* _SUPPLIED PASSAGE_:
==========
The series follows the characters and culture behind a network broadcast morning news program, The Morning Show. After allegations of sexual misconduct, the male co-anchor of the program, Mitch Kessler, is forced off the show. It follows Mitch's co-host, Alex Levy, and a conservative reporter Bradley Jackson, who attracts the attention of the show's producers after a viral video. In the episode, Alex prepares for an interview that could detail her past with Mitch, while Paola tells Mitch about her new idea.

The episode received generally positive reviews from critics, who praised the performances and storylines, but expressing criticism for the amount of subplots.

==Plot==
In Wuhan, Daniel (Desean Terry) is awakened in the middle of the night by his colleagues, as they must leave the city before it is locked down. They manage to pass through an over-crowded station and flee the city, starting a mandatory quarantine stay at a hotel.

Alex (Jennifer Aniston) is finally confirmed to return to the show, with Bradley (Reese Witherspoon) reporting it on live television. Bradley wants to moderate the 2020 Democratic Party presidential debate, but Cory cannot promise it. She later meets with Alex to dine and talk with Maggie (Marcia Gay Harden), who is writing a tell-all book on UBA.

As part of UBA's promotion of Alex's return, Laura Peterson (Julianna Margulies), a journalist and news anchor, interviews Alex. During the interview, Alex feels uncomfortable when Laura asks about her relationship with Mitch, maintaining that she has not contacted him in a long time.

In Italy, Fred (Tom Irwin) wants Mitch (Steve Carell) to help him counter-suit Hannah's family, but he is not interested in any involvement. Later, Mitch meets with Paola (Valeria Golino), who reveals herself to be a documentarian. Noting Mitch is distracted by Alex's return to the show, she asks him to move on and help her in a documentary over an overturned rape case in the country, but Mitch turns it down. However, having seen the state of America, Mitch contacts her to confirm he will help her.

Laura also interviews Bradley as she prepares to take part in the debate, building a bond in the process. After the interview is over, Laura expresses surprise with Bradley, considering her better than she anticipated. Suddenly, Bradley kisses her, and Laura kisses her back. The following day, Alex arrives at the studio, welcomed by the staff. She joins Bradley in their seats, as the show begins broadcasting.
==========
* _EXPLORE THE MATERIAL_:
a) From the plot section of The Morning Show episode summary, list every actor named in parentheses.
b) Reproduce everything in the episode summary from "Alex (Jennifer Aniston)" down to "book on UBA.", renaming "tell-all book" as "memoir".
c) Write what comes next in The Morning Show episode summary, picking up after its last sentence.

* _INFORMATION SHOWN_:
==========
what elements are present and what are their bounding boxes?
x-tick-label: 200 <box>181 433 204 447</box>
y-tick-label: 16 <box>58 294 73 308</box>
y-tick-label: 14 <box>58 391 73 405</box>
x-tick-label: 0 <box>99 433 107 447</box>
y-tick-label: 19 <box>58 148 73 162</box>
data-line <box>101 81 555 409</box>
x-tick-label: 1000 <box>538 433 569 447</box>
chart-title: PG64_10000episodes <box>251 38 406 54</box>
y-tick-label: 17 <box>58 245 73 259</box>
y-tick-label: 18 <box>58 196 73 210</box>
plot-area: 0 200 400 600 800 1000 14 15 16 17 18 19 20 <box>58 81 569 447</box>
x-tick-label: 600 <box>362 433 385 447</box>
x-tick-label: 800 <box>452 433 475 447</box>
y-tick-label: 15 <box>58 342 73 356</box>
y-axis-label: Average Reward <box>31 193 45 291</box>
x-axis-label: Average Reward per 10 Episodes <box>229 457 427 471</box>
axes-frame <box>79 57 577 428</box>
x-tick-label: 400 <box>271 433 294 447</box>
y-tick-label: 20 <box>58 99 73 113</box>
==========
* _SOLVED TASKS_:
a)
Desean Terry
Jennifer Aniston
Reese Witherspoon
Marcia Gay Harden
Julianna Margulies
Tom Irwin
Steve Carell
Valeria Golino

b)
Alex (Jennifer Aniston) is finally confirmed to return to the show, with Bradley (Reese Witherspoon) reporting it on live television. Bradley wants to moderate the 2020 Democratic Party presidential debate, but Cory cannot promise it. She later meets with Alex to dine and talk with Maggie (Marcia Gay Harden), who is writing a memoir on UBA.

c)
==Development==
===Production===
The episode was written by co-executive producer Brian Chamberlayne and Jeff Augustin, and directed by Lesli Linka Glatter. This was Chamberlayne's first writing credit, Augustin's second writing credit, and Glatter's first directing credit.

===Writing===
Regarding the kiss between Bradley and Laura, Reese Witherspoon said, "Laura Peterson, is so incredibly appealing, she's so in her power and in her space, and I think there's something about Bradley that just is so attracted to that."

==Critical reviews==
"Laura" received mixed to positive reviews from critics.

Maggie Fremont of Vulture gave the episode a 3 star rating out of 5. Linda Holmes of NPR wrote, "this show looks and behaves like a good show in certain ways, but it is not actually a good show. Pretty and glamorous, yes. It is well-lit! It is beautifully costumed! It is impeccably designed! But as a story, it is... well-lit. This episode feels like table-setting for episodes that are yet to come, but (so?) there's a lack of momentum and tension about the events that are actually unfolding."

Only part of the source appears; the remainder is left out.